** begin **

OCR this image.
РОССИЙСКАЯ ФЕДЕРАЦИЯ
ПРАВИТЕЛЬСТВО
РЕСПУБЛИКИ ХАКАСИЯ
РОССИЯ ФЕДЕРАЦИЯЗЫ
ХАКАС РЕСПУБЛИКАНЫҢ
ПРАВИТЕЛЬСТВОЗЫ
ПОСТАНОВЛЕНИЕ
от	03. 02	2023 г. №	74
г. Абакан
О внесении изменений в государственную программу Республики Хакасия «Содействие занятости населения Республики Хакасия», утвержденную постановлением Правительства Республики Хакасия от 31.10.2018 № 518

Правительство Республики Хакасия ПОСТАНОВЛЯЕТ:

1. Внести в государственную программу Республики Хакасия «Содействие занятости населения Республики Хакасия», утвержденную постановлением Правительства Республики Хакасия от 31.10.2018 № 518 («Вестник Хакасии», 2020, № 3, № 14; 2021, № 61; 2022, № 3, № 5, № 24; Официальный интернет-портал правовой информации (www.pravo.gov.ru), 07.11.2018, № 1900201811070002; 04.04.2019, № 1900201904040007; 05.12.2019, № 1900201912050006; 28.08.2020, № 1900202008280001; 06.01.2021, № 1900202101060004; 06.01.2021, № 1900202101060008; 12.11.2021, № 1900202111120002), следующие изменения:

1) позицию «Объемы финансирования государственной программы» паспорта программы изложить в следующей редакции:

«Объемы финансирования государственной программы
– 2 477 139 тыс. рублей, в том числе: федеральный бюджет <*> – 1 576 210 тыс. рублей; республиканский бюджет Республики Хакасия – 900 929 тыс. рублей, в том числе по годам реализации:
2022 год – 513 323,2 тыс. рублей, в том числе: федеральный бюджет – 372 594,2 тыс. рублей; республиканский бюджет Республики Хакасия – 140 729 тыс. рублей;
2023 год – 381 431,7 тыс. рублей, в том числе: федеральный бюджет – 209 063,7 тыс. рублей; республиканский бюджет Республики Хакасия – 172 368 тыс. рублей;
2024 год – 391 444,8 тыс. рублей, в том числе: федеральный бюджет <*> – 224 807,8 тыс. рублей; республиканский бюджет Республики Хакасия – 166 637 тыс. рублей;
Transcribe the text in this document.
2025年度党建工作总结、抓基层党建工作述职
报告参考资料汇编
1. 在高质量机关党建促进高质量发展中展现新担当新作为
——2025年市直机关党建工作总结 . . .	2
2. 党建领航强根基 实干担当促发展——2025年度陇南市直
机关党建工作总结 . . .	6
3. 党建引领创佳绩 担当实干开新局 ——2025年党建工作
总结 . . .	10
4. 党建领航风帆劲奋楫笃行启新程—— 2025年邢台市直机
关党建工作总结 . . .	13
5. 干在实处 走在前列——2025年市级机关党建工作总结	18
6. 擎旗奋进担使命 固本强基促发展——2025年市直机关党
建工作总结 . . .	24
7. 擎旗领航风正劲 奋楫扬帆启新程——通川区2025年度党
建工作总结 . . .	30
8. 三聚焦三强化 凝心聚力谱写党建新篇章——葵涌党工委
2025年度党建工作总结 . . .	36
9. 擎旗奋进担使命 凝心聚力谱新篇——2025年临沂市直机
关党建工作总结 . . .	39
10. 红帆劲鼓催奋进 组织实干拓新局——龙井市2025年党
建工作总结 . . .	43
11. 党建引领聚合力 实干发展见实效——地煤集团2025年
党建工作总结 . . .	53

** end **

> **WHAT TO DO**
Output each record precisely as given.

> **ANSWER**
OCR this image.
РОССИЙСКАЯ ФЕДЕРАЦИЯ
ПРАВИТЕЛЬСТВО
РЕСПУБЛИКИ ХАКАСИЯ
РОССИЯ ФЕДЕРАЦИЯЗЫ
ХАКАС РЕСПУБЛИКАНЫҢ
ПРАВИТЕЛЬСТВОЗЫ
ПОСТАНОВЛЕНИЕ
от	03. 02	2023 г. №	74
г. Абакан
О внесении изменений в государственную программу Республики Хакасия «Содействие занятости населения Республики Хакасия», утвержденную постановлением Правительства Республики Хакасия от 31.10.2018 № 518

Правительство Республики Хакасия ПОСТАНОВЛЯЕТ:

1. Внести в государственную программу Республики Хакасия «Содействие занятости населения Республики Хакасия», утвержденную постановлением Правительства Республики Хакасия от 31.10.2018 № 518 («Вестник Хакасии», 2020, № 3, № 14; 2021, № 61; 2022, № 3, № 5, № 24; Официальный интернет-портал правовой информации (www.pravo.gov.ru), 07.11.2018, № 1900201811070002; 04.04.2019, № 1900201904040007; 05.12.2019, № 1900201912050006; 28.08.2020, № 1900202008280001; 06.01.2021, № 1900202101060004; 06.01.2021, № 1900202101060008; 12.11.2021, № 1900202111120002), следующие изменения:

1) позицию «Объемы финансирования государственной программы» паспорта программы изложить в следующей редакции:

«Объемы финансирования государственной программы
– 2 477 139 тыс. рублей, в том числе: федеральный бюджет <*> – 1 576 210 тыс. рублей; республиканский бюджет Республики Хакасия – 900 929 тыс. рублей, в том числе по годам реализации:
2022 год – 513 323,2 тыс. рублей, в том числе: федеральный бюджет – 372 594,2 тыс. рублей; республиканский бюджет Республики Хакасия – 140 729 тыс. рублей;
2023 год – 381 431,7 тыс. рублей, в том числе: федеральный бюджет – 209 063,7 тыс. рублей; республиканский бюджет Республики Хакасия – 172 368 тыс. рублей;
2024 год – 391 444,8 тыс. рублей, в том числе: федеральный бюджет <*> – 224 807,8 тыс. рублей; республиканский бюджет Республики Хакасия – 166 637 тыс. рублей;
Transcribe the text in this document.
2025年度党建工作总结、抓基层党建工作述职
报告参考资料汇编
1. 在高质量机关党建促进高质量发展中展现新担当新作为
——2025年市直机关党建工作总结 . . .	2
2. 党建领航强根基 实干担当促发展——2025年度陇南市直
机关党建工作总结 . . .	6
3. 党建引领创佳绩 担当实干开新局 ——2025年党建工作
总结 . . .	10
4. 党建领航风帆劲奋楫笃行启新程—— 2025年邢台市直机
关党建工作总结 . . .	13
5. 干在实处 走在前列——2025年市级机关党建工作总结	18
6. 擎旗奋进担使命 固本强基促发展——2025年市直机关党
建工作总结 . . .	24
7. 擎旗领航风正劲 奋楫扬帆启新程——通川区2025年度党
建工作总结 . . .	30
8. 三聚焦三强化 凝心聚力谱写党建新篇章——葵涌党工委
2025年度党建工作总结 . . .	36
9. 擎旗奋进担使命 凝心聚力谱新篇——2025年临沂市直机
关党建工作总结 . . .	39
10. 红帆劲鼓催奋进 组织实干拓新局——龙井市2025年党
建工作总结 . . .	43
11. 党建引领聚合力 实干发展见实效——地煤集团2025年
党建工作总结 . . .	53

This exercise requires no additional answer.